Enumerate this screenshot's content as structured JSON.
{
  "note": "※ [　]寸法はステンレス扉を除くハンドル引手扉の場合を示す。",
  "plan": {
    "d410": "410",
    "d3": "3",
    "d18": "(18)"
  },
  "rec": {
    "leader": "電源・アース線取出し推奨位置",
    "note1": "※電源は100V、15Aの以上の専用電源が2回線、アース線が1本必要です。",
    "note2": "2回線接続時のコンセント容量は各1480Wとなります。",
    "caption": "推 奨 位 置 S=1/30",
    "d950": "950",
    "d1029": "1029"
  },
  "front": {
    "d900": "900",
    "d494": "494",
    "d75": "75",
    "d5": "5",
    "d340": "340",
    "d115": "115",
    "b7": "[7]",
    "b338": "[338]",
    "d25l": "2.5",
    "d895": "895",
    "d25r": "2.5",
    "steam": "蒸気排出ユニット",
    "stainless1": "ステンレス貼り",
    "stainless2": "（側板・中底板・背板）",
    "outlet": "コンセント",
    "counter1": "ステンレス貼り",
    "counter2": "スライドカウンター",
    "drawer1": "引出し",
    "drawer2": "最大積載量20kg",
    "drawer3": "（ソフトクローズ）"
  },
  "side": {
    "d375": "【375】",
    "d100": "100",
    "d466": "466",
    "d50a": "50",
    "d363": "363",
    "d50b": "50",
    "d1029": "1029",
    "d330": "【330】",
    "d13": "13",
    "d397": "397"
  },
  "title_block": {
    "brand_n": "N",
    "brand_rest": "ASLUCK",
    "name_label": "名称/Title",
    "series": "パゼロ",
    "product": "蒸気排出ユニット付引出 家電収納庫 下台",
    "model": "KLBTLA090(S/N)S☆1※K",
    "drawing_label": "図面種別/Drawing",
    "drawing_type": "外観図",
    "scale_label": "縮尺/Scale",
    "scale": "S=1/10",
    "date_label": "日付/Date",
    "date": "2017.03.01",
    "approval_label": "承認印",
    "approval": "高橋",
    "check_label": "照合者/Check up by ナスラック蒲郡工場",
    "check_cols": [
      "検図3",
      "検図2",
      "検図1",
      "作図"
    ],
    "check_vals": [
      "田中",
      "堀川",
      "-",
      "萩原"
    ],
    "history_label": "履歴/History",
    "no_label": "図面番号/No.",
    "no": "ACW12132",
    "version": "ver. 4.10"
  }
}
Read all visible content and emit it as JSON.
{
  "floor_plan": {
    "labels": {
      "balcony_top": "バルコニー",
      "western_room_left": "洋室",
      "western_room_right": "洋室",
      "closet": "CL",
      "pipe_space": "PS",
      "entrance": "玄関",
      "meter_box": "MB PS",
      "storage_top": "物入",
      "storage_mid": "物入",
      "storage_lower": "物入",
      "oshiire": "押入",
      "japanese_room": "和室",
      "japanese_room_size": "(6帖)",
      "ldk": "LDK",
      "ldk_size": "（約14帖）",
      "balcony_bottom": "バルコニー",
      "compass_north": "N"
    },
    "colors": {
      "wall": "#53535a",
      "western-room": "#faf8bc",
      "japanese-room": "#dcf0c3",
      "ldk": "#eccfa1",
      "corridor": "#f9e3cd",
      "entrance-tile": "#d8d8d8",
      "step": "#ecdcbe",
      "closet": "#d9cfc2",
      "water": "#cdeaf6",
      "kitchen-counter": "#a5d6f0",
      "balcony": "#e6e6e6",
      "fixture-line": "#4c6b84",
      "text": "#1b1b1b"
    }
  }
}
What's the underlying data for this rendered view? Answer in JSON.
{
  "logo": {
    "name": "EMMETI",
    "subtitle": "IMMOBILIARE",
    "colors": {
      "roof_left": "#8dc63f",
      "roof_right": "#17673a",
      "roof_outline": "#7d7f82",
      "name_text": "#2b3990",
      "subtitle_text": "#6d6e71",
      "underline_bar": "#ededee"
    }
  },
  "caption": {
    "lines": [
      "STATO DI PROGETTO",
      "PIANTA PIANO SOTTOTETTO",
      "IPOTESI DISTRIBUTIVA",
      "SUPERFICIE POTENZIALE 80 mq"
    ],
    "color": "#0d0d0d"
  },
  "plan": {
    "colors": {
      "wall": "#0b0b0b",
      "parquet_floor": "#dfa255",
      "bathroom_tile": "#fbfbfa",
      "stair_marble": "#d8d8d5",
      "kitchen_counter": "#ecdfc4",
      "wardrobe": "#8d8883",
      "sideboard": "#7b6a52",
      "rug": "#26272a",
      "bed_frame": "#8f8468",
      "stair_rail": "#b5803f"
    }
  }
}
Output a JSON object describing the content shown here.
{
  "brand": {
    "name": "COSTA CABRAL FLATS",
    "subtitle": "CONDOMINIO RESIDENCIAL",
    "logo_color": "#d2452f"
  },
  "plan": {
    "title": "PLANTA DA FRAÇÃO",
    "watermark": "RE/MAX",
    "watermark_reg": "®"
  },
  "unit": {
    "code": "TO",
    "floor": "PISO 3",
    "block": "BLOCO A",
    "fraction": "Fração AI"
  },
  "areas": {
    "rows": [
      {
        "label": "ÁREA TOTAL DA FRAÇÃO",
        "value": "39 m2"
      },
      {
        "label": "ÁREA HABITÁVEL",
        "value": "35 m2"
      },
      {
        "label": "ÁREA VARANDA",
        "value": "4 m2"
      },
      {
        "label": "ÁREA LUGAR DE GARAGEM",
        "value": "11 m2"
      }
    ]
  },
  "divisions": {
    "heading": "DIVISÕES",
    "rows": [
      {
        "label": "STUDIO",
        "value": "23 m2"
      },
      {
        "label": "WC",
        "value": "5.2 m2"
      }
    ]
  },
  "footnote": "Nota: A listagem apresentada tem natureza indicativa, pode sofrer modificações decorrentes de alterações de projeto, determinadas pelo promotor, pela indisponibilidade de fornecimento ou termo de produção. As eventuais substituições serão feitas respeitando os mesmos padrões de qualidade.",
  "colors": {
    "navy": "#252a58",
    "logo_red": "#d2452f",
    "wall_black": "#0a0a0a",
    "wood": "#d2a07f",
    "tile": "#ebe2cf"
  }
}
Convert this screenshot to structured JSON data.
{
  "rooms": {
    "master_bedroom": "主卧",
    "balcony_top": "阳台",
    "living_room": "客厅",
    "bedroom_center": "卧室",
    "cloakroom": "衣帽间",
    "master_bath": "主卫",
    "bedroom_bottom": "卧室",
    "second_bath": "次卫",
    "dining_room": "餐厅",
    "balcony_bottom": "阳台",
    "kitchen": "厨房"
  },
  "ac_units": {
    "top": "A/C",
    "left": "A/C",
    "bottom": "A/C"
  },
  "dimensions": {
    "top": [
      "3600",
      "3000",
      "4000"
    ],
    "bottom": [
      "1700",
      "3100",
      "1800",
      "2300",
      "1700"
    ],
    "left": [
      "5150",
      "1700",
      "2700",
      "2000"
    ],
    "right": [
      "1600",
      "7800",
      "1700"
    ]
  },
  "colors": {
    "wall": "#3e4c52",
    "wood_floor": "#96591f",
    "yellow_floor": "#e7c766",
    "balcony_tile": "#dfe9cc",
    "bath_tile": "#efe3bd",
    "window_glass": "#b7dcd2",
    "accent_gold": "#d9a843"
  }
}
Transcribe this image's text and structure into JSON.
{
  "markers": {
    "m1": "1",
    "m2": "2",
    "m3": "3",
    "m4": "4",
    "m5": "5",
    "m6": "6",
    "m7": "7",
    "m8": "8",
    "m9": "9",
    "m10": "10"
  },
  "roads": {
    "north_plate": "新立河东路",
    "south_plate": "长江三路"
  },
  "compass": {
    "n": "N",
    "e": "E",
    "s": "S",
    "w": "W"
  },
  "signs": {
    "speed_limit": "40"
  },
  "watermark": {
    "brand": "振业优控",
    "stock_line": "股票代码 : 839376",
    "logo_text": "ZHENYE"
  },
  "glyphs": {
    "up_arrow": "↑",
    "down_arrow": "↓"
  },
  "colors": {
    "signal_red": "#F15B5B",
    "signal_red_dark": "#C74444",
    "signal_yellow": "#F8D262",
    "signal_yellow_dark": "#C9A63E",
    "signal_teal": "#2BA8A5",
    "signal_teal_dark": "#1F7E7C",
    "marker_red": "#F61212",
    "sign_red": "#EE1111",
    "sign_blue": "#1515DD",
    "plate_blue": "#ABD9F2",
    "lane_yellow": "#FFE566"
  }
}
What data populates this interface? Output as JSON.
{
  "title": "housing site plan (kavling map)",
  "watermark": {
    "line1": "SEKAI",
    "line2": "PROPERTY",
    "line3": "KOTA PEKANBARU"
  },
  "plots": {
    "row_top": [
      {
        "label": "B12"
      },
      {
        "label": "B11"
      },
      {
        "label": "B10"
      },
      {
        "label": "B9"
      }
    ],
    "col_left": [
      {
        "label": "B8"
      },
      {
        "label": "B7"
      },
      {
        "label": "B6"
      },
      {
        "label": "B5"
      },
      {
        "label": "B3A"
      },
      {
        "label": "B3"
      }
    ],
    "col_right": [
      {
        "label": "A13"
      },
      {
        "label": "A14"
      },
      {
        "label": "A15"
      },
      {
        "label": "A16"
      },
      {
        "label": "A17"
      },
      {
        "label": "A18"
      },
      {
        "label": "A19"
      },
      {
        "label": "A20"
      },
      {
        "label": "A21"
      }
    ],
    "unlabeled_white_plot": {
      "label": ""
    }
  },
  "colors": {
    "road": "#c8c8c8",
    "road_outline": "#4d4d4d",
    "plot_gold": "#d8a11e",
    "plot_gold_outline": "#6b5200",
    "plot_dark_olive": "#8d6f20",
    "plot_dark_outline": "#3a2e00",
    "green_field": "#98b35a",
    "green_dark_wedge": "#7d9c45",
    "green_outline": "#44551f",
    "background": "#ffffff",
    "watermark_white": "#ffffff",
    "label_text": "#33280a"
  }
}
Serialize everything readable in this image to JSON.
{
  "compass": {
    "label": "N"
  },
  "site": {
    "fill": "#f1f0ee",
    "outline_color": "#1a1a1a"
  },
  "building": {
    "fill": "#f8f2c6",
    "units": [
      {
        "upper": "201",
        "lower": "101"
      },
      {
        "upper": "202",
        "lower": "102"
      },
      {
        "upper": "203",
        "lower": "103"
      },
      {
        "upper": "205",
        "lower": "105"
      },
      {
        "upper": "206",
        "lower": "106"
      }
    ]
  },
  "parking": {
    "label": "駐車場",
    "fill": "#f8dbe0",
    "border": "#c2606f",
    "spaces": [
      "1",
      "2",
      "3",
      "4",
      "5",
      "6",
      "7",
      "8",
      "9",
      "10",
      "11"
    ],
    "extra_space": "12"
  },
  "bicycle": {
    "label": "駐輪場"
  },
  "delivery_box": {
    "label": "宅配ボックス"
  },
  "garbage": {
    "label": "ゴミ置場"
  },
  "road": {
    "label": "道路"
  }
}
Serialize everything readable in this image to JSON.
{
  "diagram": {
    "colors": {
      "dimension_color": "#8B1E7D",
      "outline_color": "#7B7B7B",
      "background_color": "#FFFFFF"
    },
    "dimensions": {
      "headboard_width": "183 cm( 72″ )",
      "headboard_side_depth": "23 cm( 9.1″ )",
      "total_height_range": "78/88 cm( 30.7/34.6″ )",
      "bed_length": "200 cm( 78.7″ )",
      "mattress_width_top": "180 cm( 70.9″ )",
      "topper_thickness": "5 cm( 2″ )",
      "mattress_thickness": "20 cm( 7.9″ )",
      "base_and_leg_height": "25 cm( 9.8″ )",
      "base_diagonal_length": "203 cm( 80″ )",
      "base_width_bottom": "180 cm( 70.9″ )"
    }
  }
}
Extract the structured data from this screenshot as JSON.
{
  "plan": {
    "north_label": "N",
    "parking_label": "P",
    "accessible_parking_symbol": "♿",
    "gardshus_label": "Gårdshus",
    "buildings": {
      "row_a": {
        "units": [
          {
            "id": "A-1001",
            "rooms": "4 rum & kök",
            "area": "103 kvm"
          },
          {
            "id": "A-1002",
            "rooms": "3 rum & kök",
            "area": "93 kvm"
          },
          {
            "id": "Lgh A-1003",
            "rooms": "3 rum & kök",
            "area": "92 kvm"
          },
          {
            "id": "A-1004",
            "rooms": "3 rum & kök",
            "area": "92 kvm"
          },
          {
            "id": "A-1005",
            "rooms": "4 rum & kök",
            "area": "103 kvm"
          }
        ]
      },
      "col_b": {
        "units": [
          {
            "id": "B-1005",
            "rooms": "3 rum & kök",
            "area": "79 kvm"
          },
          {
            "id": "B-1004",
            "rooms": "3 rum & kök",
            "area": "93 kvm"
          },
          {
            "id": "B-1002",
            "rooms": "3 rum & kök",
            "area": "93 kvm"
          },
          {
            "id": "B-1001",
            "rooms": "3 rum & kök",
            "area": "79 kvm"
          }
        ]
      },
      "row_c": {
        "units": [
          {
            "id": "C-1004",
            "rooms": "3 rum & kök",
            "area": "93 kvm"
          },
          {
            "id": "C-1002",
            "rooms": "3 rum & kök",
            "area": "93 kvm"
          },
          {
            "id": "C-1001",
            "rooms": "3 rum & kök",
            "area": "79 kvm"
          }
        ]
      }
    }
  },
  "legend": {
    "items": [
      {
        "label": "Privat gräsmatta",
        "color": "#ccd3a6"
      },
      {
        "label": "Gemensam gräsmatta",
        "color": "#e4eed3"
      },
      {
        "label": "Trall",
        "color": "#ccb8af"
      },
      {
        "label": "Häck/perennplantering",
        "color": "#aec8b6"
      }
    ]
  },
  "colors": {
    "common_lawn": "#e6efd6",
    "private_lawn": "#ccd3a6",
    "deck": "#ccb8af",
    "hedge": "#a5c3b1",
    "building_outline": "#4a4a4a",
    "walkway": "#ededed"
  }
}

----------------

▸ Short exercise:
Find the lines that include the string "data", then copy each of them.

▸ Final result:
What's the underlying data for this rendered view? Answer in JSON.
Convert this screenshot to structured JSON data.
What data populates this interface? Output as JSON.
Extract the structured data from this screenshot as JSON.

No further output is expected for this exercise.